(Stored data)
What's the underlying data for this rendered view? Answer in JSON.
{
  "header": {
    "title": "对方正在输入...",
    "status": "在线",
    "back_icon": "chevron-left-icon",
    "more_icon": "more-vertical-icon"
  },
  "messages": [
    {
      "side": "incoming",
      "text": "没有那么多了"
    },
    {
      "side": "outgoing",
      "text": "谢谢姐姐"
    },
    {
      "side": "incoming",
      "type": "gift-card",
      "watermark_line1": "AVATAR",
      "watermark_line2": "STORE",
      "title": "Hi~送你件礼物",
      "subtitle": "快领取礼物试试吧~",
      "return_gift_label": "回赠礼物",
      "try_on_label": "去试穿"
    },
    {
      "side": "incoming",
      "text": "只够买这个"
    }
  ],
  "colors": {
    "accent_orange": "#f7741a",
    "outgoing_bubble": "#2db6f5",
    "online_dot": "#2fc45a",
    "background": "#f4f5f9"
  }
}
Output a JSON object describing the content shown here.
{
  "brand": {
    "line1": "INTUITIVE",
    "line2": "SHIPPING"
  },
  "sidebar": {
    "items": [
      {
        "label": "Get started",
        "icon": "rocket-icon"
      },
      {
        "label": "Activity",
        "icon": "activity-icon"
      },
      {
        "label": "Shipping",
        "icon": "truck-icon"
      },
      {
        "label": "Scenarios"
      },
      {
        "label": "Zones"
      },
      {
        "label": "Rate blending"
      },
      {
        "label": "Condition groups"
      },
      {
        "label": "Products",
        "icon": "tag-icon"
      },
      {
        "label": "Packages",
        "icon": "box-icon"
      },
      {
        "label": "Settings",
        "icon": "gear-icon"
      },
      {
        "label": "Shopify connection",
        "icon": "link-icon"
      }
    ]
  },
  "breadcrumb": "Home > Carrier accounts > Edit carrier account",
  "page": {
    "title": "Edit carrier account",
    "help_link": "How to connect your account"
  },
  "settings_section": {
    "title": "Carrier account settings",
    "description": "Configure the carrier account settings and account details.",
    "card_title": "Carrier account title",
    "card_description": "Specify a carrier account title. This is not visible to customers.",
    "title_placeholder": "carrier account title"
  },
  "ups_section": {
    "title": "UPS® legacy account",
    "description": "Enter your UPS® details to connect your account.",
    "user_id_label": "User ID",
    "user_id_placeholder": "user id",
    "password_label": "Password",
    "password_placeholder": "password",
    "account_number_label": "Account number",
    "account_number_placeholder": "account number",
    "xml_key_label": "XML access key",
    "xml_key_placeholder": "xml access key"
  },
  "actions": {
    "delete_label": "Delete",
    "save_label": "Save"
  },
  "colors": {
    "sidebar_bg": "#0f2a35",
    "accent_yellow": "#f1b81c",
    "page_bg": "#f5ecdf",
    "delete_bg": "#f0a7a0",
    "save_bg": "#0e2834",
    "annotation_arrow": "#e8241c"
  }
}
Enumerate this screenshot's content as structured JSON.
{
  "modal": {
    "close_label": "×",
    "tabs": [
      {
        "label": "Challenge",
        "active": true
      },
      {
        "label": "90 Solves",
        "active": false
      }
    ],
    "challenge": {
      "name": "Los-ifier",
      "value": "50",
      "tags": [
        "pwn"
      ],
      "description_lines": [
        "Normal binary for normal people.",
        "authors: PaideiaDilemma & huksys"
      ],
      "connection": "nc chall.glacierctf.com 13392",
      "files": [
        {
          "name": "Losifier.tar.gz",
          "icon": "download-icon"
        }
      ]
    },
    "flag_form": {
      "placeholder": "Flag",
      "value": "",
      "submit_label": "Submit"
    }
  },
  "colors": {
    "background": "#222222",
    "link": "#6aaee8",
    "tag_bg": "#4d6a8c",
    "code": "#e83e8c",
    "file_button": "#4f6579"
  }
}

BRIEF:
Find "Edit". Copy every line it occurs in.

SOLUTION FOR THIS EXERCISE:
  "breadcrumb": "Home > Carrier accounts > Edit carrier account",
    "title": "Edit carrier account",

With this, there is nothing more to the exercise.